Data section:
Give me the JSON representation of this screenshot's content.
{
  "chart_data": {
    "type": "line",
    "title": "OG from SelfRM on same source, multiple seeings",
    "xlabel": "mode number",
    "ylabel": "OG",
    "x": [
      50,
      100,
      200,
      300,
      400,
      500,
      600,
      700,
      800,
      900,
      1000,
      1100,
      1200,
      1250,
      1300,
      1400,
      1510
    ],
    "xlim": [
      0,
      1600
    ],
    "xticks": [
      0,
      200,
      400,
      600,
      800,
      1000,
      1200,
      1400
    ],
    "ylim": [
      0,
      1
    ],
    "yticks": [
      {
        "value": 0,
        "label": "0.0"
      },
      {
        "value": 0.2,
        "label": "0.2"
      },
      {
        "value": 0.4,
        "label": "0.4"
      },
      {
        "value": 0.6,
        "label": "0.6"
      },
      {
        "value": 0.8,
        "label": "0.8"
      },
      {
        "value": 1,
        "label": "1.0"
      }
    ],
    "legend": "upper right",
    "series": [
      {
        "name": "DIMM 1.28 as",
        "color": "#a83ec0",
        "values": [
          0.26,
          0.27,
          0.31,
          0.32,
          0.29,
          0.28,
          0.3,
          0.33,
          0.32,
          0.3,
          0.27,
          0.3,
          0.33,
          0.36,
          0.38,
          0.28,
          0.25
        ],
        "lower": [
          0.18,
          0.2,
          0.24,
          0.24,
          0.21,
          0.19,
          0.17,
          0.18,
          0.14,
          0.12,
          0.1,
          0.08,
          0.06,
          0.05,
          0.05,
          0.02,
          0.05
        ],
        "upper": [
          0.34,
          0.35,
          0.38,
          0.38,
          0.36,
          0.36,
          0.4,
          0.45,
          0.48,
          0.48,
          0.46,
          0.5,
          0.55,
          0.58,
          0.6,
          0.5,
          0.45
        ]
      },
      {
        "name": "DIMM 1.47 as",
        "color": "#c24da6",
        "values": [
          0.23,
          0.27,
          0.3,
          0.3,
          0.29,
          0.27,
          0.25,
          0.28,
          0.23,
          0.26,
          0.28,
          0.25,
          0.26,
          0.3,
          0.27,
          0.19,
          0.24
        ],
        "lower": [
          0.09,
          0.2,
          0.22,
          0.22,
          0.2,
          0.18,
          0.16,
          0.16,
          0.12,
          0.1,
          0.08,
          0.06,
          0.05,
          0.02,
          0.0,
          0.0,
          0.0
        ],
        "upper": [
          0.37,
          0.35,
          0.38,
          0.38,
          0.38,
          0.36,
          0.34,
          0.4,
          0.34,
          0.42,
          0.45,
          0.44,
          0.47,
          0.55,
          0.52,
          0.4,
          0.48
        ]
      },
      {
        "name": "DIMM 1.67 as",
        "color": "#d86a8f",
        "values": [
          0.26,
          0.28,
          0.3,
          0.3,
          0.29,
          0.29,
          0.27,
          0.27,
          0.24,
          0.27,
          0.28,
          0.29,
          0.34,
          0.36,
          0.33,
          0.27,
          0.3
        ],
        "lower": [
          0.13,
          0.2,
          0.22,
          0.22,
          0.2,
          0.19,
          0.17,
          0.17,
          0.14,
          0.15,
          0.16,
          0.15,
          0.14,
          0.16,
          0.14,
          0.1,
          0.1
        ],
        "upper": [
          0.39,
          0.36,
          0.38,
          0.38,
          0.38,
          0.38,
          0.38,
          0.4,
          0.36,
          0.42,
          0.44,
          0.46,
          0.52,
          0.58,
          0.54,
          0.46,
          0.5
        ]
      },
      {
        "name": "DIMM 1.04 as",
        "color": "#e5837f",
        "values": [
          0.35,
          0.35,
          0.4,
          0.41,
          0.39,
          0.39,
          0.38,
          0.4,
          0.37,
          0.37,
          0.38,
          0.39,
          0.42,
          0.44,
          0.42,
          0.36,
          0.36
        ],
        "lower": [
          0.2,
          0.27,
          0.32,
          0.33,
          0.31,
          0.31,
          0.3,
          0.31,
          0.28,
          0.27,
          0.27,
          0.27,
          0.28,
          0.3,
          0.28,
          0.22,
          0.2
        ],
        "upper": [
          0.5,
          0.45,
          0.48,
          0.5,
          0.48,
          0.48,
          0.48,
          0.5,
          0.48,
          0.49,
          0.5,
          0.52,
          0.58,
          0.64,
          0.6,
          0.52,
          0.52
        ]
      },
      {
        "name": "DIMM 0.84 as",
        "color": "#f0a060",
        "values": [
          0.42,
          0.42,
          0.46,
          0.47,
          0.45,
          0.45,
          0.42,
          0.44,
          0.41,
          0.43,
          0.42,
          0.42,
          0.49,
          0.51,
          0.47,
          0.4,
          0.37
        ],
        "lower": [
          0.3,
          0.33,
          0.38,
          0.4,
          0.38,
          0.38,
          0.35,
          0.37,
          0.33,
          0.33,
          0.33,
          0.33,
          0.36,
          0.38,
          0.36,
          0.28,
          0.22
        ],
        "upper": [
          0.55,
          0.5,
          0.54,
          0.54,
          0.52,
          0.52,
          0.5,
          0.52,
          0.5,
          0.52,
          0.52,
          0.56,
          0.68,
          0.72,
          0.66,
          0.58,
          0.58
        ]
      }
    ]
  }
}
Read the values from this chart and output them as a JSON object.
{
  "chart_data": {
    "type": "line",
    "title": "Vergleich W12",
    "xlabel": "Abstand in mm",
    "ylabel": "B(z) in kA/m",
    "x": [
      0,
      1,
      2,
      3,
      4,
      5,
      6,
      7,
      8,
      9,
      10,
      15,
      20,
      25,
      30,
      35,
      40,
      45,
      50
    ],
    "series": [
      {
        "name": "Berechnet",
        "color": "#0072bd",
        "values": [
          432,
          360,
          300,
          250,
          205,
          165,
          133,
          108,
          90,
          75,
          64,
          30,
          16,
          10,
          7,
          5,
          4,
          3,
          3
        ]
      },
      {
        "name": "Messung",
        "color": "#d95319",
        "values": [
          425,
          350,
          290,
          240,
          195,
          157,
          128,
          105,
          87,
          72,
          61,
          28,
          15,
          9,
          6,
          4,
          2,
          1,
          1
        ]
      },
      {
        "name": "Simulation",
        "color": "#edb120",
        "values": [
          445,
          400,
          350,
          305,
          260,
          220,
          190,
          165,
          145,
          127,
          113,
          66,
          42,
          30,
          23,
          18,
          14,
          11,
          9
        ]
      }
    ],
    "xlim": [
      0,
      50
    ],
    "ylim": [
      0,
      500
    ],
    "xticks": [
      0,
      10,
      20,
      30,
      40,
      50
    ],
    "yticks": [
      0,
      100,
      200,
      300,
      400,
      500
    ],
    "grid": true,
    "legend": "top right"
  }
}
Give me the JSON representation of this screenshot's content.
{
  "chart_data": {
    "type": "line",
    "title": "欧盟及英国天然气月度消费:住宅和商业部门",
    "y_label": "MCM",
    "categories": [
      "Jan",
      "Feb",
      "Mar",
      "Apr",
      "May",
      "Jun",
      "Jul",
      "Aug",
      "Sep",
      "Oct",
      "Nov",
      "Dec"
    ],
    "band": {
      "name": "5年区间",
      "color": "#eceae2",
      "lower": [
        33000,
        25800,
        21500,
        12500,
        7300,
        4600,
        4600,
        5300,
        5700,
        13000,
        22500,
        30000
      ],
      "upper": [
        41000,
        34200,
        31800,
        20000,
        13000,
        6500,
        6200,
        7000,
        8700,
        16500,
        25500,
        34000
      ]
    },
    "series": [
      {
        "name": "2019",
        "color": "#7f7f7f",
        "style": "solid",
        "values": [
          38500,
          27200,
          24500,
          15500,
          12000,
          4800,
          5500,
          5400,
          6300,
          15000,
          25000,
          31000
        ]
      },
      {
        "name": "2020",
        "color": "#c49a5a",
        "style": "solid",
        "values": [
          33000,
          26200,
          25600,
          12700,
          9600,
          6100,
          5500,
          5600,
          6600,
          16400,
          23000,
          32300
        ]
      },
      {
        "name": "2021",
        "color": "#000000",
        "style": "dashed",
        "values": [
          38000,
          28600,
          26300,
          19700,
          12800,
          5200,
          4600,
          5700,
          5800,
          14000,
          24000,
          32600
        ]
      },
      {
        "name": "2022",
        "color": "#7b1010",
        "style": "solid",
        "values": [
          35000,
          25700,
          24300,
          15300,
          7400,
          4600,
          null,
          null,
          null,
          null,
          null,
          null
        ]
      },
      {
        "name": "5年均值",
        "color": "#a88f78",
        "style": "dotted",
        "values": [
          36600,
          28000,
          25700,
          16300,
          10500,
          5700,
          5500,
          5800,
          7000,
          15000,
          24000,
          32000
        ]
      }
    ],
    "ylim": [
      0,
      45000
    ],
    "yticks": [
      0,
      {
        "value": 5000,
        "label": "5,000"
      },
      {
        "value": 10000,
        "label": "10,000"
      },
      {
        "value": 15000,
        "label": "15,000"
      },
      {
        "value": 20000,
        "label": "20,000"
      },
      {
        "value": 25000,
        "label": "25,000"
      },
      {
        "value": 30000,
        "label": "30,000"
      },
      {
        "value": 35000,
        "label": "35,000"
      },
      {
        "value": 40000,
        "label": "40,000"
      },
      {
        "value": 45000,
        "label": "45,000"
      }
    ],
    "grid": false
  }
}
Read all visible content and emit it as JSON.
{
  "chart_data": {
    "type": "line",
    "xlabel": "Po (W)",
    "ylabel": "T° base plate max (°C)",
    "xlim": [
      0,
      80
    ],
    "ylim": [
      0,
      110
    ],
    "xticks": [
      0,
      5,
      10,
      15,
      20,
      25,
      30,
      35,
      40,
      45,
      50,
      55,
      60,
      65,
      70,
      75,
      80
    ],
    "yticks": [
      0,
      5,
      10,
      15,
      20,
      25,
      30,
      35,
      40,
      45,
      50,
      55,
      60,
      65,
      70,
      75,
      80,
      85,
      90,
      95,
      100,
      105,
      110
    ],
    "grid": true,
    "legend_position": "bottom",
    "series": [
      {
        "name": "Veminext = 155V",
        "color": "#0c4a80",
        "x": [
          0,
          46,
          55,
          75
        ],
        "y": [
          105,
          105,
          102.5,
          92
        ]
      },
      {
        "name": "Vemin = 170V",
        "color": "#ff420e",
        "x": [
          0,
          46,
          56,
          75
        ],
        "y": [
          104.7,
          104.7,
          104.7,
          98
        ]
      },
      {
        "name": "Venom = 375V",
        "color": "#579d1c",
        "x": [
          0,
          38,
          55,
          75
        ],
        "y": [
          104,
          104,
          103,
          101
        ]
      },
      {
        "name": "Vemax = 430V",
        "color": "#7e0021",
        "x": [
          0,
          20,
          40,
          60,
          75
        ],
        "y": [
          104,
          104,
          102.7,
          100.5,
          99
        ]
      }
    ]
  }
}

Task:
Copy all lines of the material above where the string "ylabel" occurs.

Solution for this task:
    "ylabel": "OG",
    "ylabel": "B(z) in kA/m",
    "ylabel": "T° base plate max (°C)",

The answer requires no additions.